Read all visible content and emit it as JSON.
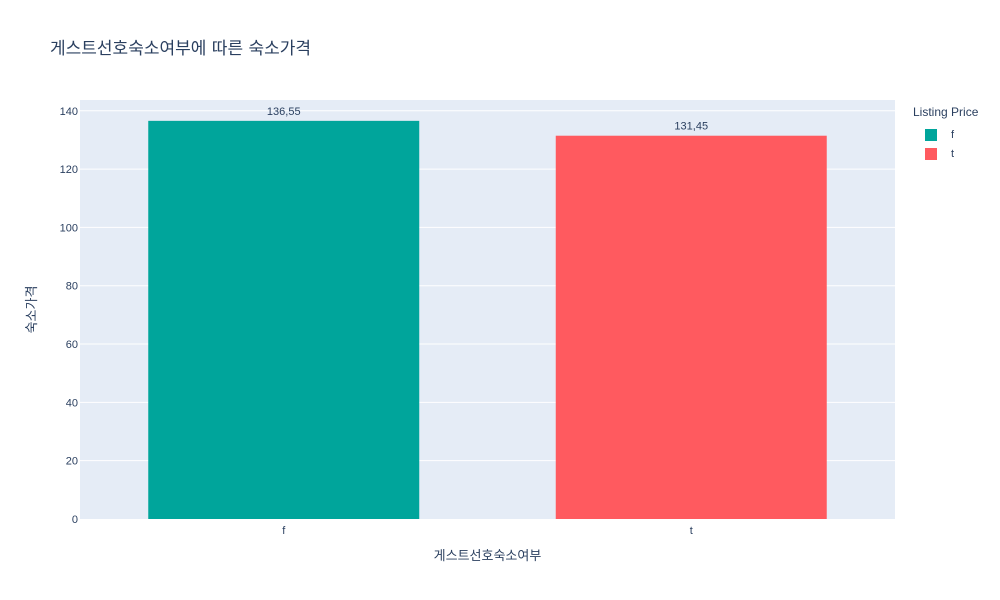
{
  "chart_data": {
    "type": "bar",
    "title": "게스트선호숙소여부에 따른 숙소가격",
    "xlabel": "게스트선호숙소여부",
    "ylabel": "숙소가격",
    "categories": [
      "f",
      "t"
    ],
    "values": [
      136.55,
      131.45
    ],
    "value_labels": [
      "136,55",
      "131,45"
    ],
    "colors": [
      "#00a59b",
      "#ff5a5f"
    ],
    "ylim": [
      0,
      143.7
    ],
    "yticks": [
      0,
      20,
      40,
      60,
      80,
      100,
      120,
      140
    ],
    "grid": true,
    "legend": {
      "title": "Listing Price",
      "position": "top-right",
      "items": [
        "f",
        "t"
      ]
    }
  }
}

• [Task to carry out]: Only lines that contain the word "title" are wanted; copy each of them.

• [Exercise response]:
    "title": "게스트선호숙소여부에 따른 숙소가격",
      "title": "Listing Price",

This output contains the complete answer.